**Work to be completed**
The records below should be written out again, exactly.

**Entries provided**
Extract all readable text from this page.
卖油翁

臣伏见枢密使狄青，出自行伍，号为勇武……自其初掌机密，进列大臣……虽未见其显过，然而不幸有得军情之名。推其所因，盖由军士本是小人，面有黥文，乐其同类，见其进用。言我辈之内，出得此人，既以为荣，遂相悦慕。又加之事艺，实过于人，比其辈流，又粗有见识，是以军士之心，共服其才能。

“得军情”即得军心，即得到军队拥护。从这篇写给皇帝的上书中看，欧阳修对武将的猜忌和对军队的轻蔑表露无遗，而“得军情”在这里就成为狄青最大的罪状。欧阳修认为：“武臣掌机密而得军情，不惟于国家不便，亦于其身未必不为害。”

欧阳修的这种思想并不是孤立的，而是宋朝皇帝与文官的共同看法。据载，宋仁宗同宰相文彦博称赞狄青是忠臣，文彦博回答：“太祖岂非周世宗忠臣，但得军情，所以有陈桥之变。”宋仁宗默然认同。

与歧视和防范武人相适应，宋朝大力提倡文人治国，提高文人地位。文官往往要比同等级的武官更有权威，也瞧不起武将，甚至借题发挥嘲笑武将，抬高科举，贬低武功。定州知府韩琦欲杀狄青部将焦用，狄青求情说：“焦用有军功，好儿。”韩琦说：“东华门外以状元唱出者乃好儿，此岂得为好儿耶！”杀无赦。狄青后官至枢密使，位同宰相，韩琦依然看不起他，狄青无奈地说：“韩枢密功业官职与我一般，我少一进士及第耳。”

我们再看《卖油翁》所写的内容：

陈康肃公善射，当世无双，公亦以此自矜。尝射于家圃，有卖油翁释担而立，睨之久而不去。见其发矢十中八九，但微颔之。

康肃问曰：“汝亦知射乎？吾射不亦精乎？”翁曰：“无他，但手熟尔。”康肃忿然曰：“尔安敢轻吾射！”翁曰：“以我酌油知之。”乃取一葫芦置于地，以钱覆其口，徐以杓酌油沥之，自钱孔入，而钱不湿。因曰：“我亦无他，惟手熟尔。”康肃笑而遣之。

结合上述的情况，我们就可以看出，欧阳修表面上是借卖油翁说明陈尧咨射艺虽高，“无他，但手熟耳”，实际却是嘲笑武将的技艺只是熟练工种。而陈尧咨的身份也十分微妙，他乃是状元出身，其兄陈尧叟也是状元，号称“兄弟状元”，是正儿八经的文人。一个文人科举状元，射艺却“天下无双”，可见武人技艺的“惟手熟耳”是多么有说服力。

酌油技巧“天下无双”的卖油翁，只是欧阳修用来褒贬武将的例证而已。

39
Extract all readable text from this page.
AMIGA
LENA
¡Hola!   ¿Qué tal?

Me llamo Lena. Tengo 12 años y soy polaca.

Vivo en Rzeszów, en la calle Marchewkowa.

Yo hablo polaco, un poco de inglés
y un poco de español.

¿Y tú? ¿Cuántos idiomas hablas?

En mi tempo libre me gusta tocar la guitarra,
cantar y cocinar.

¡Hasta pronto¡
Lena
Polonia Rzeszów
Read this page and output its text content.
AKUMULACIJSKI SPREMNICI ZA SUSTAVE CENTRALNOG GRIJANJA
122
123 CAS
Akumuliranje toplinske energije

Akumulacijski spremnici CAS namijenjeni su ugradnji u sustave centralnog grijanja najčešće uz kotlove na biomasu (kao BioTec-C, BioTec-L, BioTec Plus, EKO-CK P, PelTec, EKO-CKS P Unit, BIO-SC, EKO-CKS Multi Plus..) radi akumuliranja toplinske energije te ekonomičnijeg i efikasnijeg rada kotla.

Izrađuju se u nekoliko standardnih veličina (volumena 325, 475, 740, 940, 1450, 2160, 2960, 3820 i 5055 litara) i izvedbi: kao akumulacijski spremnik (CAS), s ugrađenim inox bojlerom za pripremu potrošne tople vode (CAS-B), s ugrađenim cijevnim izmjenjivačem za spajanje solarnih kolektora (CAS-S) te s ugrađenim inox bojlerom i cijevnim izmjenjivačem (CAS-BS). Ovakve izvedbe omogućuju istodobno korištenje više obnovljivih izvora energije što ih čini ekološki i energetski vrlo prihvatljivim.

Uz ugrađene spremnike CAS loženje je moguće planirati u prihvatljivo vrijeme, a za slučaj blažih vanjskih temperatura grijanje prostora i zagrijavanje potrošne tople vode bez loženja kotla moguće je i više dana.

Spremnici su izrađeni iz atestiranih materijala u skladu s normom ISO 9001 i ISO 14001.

**Task result**
Extract all readable text from this page.
卖油翁

臣伏见枢密使狄青，出自行伍，号为勇武……自其初掌机密，进列大臣……虽未见其显过，然而不幸有得军情之名。推其所因，盖由军士本是小人，面有黥文，乐其同类，见其进用。言我辈之内，出得此人，既以为荣，遂相悦慕。又加之事艺，实过于人，比其辈流，又粗有见识，是以军士之心，共服其才能。

“得军情”即得军心，即得到军队拥护。从这篇写给皇帝的上书中看，欧阳修对武将的猜忌和对军队的轻蔑表露无遗，而“得军情”在这里就成为狄青最大的罪状。欧阳修认为：“武臣掌机密而得军情，不惟于国家不便，亦于其身未必不为害。”

欧阳修的这种思想并不是孤立的，而是宋朝皇帝与文官的共同看法。据载，宋仁宗同宰相文彦博称赞狄青是忠臣，文彦博回答：“太祖岂非周世宗忠臣，但得军情，所以有陈桥之变。”宋仁宗默然认同。

与歧视和防范武人相适应，宋朝大力提倡文人治国，提高文人地位。文官往往要比同等级的武官更有权威，也瞧不起武将，甚至借题发挥嘲笑武将，抬高科举，贬低武功。定州知府韩琦欲杀狄青部将焦用，狄青求情说：“焦用有军功，好儿。”韩琦说：“东华门外以状元唱出者乃好儿，此岂得为好儿耶！”杀无赦。狄青后官至枢密使，位同宰相，韩琦依然看不起他，狄青无奈地说：“韩枢密功业官职与我一般，我少一进士及第耳。”

我们再看《卖油翁》所写的内容：

陈康肃公善射，当世无双，公亦以此自矜。尝射于家圃，有卖油翁释担而立，睨之久而不去。见其发矢十中八九，但微颔之。

康肃问曰：“汝亦知射乎？吾射不亦精乎？”翁曰：“无他，但手熟尔。”康肃忿然曰：“尔安敢轻吾射！”翁曰：“以我酌油知之。”乃取一葫芦置于地，以钱覆其口，徐以杓酌油沥之，自钱孔入，而钱不湿。因曰：“我亦无他，惟手熟尔。”康肃笑而遣之。

结合上述的情况，我们就可以看出，欧阳修表面上是借卖油翁说明陈尧咨射艺虽高，“无他，但手熟耳”，实际却是嘲笑武将的技艺只是熟练工种。而陈尧咨的身份也十分微妙，他乃是状元出身，其兄陈尧叟也是状元，号称“兄弟状元”，是正儿八经的文人。一个文人科举状元，射艺却“天下无双”，可见武人技艺的“惟手熟耳”是多么有说服力。

酌油技巧“天下无双”的卖油翁，只是欧阳修用来褒贬武将的例证而已。

39
Extract all readable text from this page.
AMIGA
LENA
¡Hola!   ¿Qué tal?

Me llamo Lena. Tengo 12 años y soy polaca.

Vivo en Rzeszów, en la calle Marchewkowa.

Yo hablo polaco, un poco de inglés
y un poco de español.

¿Y tú? ¿Cuántos idiomas hablas?

En mi tempo libre me gusta tocar la guitarra,
cantar y cocinar.

¡Hasta pronto¡
Lena
Polonia Rzeszów
Read this page and output its text content.
AKUMULACIJSKI SPREMNICI ZA SUSTAVE CENTRALNOG GRIJANJA
122
123 CAS
Akumuliranje toplinske energije

Akumulacijski spremnici CAS namijenjeni su ugradnji u sustave centralnog grijanja najčešće uz kotlove na biomasu (kao BioTec-C, BioTec-L, BioTec Plus, EKO-CK P, PelTec, EKO-CKS P Unit, BIO-SC, EKO-CKS Multi Plus..) radi akumuliranja toplinske energije te ekonomičnijeg i efikasnijeg rada kotla.

Izrađuju se u nekoliko standardnih veličina (volumena 325, 475, 740, 940, 1450, 2160, 2960, 3820 i 5055 litara) i izvedbi: kao akumulacijski spremnik (CAS), s ugrađenim inox bojlerom za pripremu potrošne tople vode (CAS-B), s ugrađenim cijevnim izmjenjivačem za spajanje solarnih kolektora (CAS-S) te s ugrađenim inox bojlerom i cijevnim izmjenjivačem (CAS-BS). Ovakve izvedbe omogućuju istodobno korištenje više obnovljivih izvora energije što ih čini ekološki i energetski vrlo prihvatljivim.

Uz ugrađene spremnike CAS loženje je moguće planirati u prihvatljivo vrijeme, a za slučaj blažih vanjskih temperatura grijanje prostora i zagrijavanje potrošne tople vode bez loženja kotla moguće je i više dana.

Spremnici su izrađeni iz atestiranih materijala u skladu s normom ISO 9001 i ISO 14001.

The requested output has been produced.